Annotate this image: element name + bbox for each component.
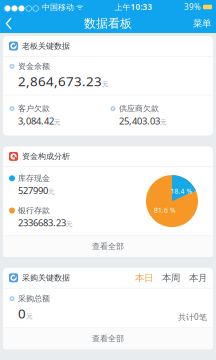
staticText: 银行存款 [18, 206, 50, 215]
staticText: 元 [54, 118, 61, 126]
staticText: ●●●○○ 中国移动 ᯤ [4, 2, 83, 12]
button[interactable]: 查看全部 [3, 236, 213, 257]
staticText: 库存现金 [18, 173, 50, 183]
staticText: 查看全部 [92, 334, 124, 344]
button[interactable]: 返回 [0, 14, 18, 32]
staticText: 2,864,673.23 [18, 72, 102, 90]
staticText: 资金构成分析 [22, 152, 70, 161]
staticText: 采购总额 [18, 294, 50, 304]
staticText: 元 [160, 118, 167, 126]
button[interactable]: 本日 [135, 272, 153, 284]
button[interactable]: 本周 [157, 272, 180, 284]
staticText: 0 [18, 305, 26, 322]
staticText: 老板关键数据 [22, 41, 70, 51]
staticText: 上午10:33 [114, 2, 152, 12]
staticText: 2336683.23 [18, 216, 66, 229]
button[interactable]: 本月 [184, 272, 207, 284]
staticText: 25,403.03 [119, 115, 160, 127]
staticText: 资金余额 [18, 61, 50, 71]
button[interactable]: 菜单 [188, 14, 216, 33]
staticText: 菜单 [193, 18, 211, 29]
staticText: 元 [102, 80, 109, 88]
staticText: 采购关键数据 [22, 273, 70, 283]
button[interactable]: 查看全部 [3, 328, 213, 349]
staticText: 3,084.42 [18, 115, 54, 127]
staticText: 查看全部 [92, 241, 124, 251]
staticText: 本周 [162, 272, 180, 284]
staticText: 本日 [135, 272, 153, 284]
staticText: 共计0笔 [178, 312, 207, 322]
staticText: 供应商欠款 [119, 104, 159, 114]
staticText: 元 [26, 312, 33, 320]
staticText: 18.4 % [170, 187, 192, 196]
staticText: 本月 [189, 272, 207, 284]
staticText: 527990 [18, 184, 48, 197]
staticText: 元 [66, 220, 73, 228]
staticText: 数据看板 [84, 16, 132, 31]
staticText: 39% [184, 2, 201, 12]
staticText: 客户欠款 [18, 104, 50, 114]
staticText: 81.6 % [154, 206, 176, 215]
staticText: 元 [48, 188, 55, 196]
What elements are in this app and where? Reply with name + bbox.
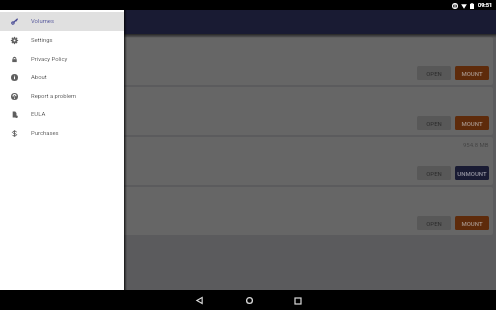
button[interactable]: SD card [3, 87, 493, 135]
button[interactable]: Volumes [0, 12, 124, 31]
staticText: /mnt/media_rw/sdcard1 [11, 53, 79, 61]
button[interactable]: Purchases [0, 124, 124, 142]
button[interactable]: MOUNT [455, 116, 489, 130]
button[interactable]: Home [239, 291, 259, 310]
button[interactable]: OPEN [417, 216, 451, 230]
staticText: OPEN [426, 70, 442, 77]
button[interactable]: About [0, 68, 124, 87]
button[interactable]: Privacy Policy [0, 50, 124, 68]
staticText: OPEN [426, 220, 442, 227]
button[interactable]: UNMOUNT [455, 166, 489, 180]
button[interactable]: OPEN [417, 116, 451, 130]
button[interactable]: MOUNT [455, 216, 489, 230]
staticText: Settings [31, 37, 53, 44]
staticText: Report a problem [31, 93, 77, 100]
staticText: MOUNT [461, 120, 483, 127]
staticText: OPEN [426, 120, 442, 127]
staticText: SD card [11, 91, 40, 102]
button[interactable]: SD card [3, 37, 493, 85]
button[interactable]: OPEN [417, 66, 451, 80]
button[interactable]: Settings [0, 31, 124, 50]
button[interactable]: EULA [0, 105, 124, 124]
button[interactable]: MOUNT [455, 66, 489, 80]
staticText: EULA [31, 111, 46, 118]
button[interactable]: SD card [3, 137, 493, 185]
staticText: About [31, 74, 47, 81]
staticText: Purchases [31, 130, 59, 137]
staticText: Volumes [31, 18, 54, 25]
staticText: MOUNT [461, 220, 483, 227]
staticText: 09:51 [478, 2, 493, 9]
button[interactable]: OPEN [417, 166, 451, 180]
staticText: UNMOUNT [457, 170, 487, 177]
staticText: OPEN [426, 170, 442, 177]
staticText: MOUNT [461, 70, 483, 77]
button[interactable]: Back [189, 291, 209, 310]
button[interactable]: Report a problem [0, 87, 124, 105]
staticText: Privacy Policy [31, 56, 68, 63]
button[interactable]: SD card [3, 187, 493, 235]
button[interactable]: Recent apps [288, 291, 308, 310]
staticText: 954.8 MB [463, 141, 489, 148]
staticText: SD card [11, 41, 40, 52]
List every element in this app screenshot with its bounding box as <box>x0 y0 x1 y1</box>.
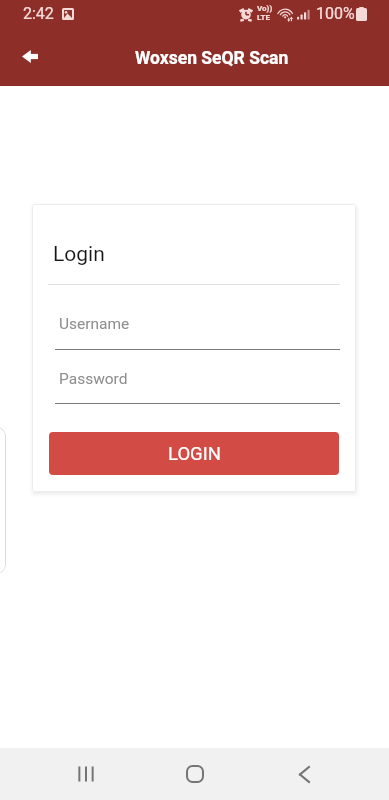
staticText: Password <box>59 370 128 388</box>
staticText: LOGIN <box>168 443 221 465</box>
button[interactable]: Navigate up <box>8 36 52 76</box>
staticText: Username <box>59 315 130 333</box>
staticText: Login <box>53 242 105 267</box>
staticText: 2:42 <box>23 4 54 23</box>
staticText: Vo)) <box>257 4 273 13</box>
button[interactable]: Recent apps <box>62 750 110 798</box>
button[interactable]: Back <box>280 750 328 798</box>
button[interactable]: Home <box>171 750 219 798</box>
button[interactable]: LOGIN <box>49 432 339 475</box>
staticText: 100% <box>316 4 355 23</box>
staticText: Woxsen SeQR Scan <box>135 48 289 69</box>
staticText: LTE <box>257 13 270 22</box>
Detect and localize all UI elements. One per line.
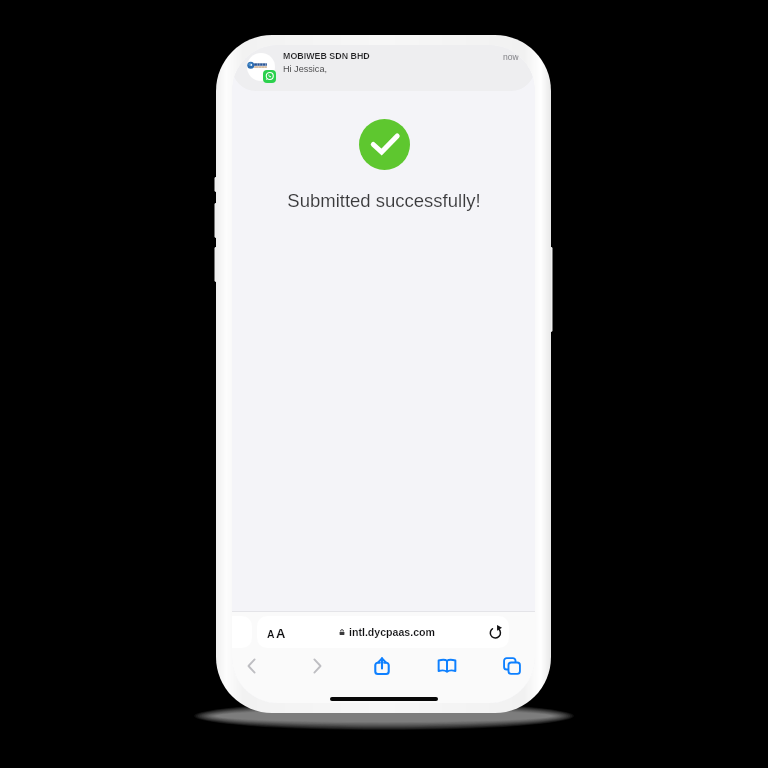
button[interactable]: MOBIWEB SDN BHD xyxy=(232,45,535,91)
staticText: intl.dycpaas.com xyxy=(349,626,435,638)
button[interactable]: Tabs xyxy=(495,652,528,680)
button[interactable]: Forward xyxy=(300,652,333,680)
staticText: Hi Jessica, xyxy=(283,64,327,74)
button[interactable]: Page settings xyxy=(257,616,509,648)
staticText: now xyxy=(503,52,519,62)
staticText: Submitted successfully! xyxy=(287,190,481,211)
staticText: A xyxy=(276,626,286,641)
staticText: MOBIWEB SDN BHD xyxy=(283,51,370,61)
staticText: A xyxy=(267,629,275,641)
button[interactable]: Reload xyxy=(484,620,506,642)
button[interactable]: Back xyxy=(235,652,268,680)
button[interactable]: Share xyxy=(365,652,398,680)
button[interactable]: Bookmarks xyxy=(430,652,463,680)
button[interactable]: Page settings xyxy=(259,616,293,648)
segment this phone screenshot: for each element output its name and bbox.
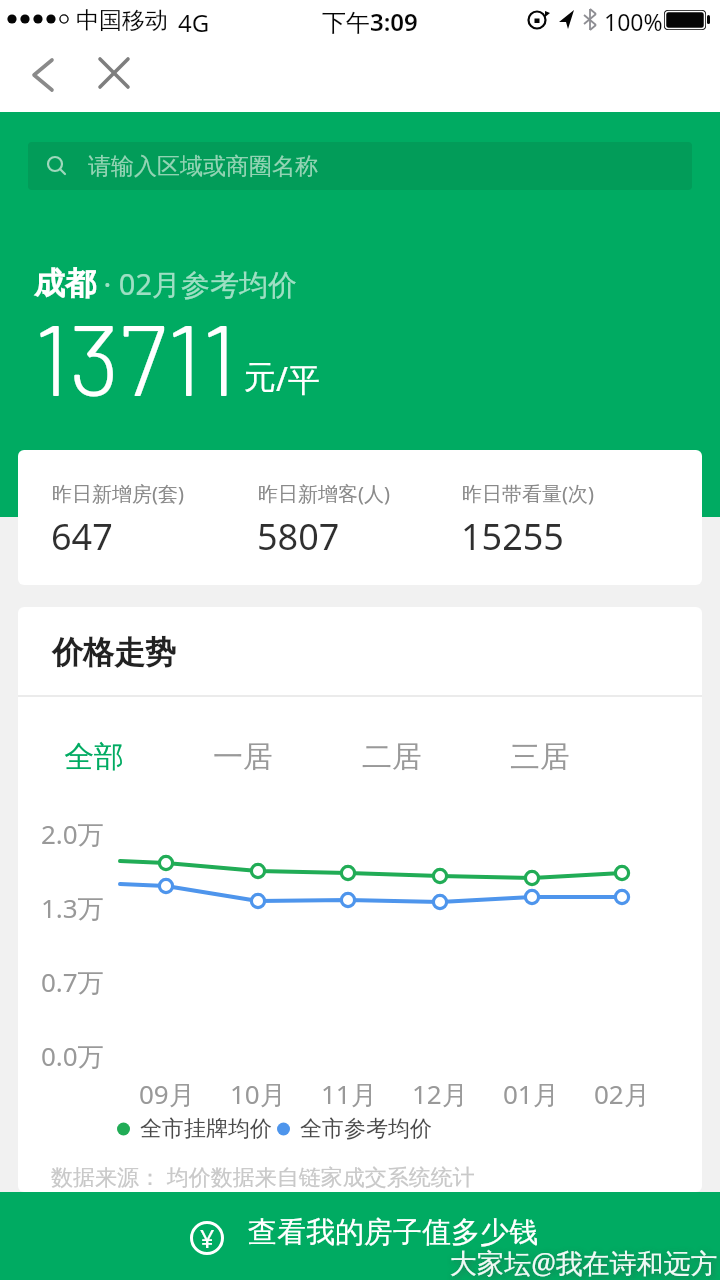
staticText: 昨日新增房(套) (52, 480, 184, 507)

☆ ☆ ☆ ☆

* Problem description
Reproduce every line of the records from the one containing "button[interactable]: MOBIWEB SDN" down to the one containing "staticText: Hi Jessica, xyxy=(283,64,327,74)", including both of those lines.

* Exercise result
button[interactable]: MOBIWEB SDN BHD xyxy=(232,45,535,91)
staticText: intl.dycpaas.com xyxy=(349,626,435,638)
button[interactable]: Tabs xyxy=(495,652,528,680)
button[interactable]: Forward xyxy=(300,652,333,680)
staticText: Hi Jessica, xyxy=(283,64,327,74)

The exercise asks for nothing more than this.